» Work required:
Quote all of the data that follows exactly as written, skipping the images.

- - -

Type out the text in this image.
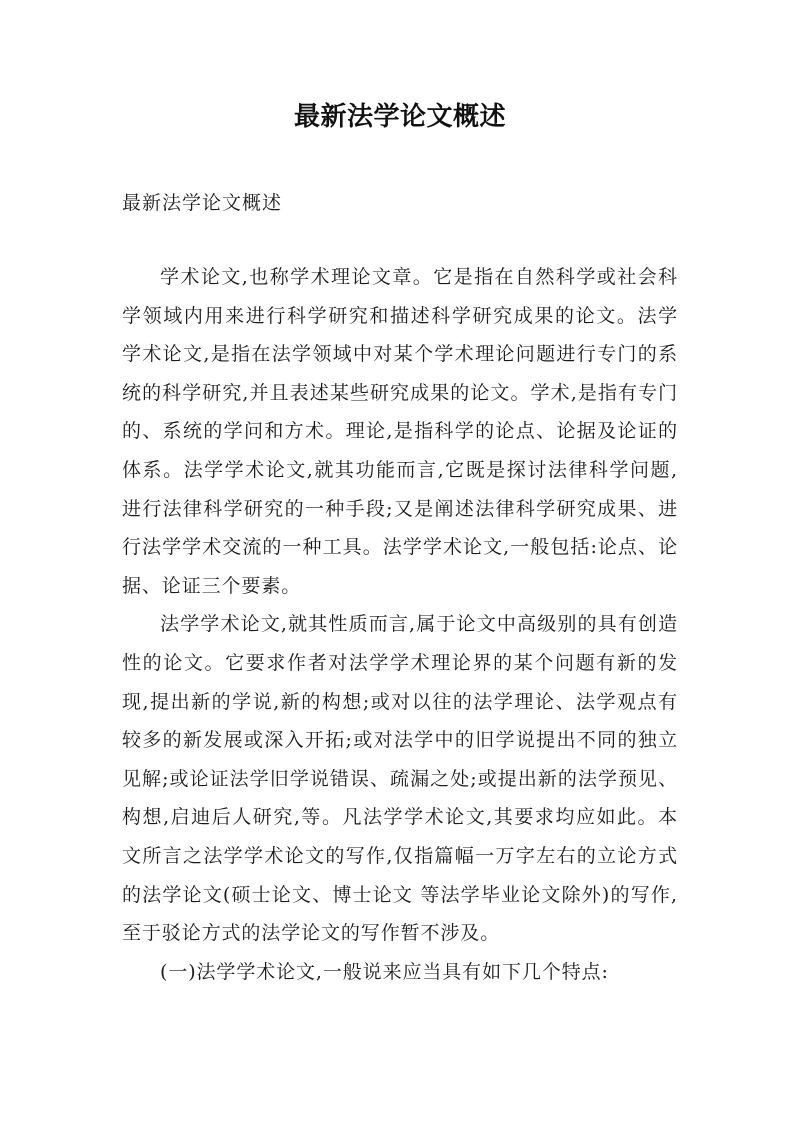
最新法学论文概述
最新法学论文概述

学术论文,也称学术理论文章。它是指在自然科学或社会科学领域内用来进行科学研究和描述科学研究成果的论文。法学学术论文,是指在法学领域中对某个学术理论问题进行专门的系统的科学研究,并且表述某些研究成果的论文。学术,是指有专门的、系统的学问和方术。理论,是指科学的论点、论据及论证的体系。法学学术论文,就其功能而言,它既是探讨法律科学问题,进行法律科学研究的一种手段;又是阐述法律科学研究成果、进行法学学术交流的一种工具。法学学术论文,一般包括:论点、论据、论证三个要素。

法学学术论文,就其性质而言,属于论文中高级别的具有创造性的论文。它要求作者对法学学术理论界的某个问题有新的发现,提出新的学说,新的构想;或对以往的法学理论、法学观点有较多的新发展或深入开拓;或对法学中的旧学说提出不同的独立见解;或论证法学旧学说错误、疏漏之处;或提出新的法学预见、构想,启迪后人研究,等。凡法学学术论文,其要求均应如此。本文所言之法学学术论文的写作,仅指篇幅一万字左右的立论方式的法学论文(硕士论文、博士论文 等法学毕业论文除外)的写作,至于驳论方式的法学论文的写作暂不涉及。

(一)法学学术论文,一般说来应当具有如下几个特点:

- - -

» Right answer:
Type out the text in this image.
最新法学论文概述
最新法学论文概述

学术论文,也称学术理论文章。它是指在自然科学或社会科学领域内用来进行科学研究和描述科学研究成果的论文。法学学术论文,是指在法学领域中对某个学术理论问题进行专门的系统的科学研究,并且表述某些研究成果的论文。学术,是指有专门的、系统的学问和方术。理论,是指科学的论点、论据及论证的体系。法学学术论文,就其功能而言,它既是探讨法律科学问题,进行法律科学研究的一种手段;又是阐述法律科学研究成果、进行法学学术交流的一种工具。法学学术论文,一般包括:论点、论据、论证三个要素。

法学学术论文,就其性质而言,属于论文中高级别的具有创造性的论文。它要求作者对法学学术理论界的某个问题有新的发现,提出新的学说,新的构想;或对以往的法学理论、法学观点有较多的新发展或深入开拓;或对法学中的旧学说提出不同的独立见解;或论证法学旧学说错误、疏漏之处;或提出新的法学预见、构想,启迪后人研究,等。凡法学学术论文,其要求均应如此。本文所言之法学学术论文的写作,仅指篇幅一万字左右的立论方式的法学论文(硕士论文、博士论文 等法学毕业论文除外)的写作,至于驳论方式的法学论文的写作暂不涉及。

(一)法学学术论文,一般说来应当具有如下几个特点:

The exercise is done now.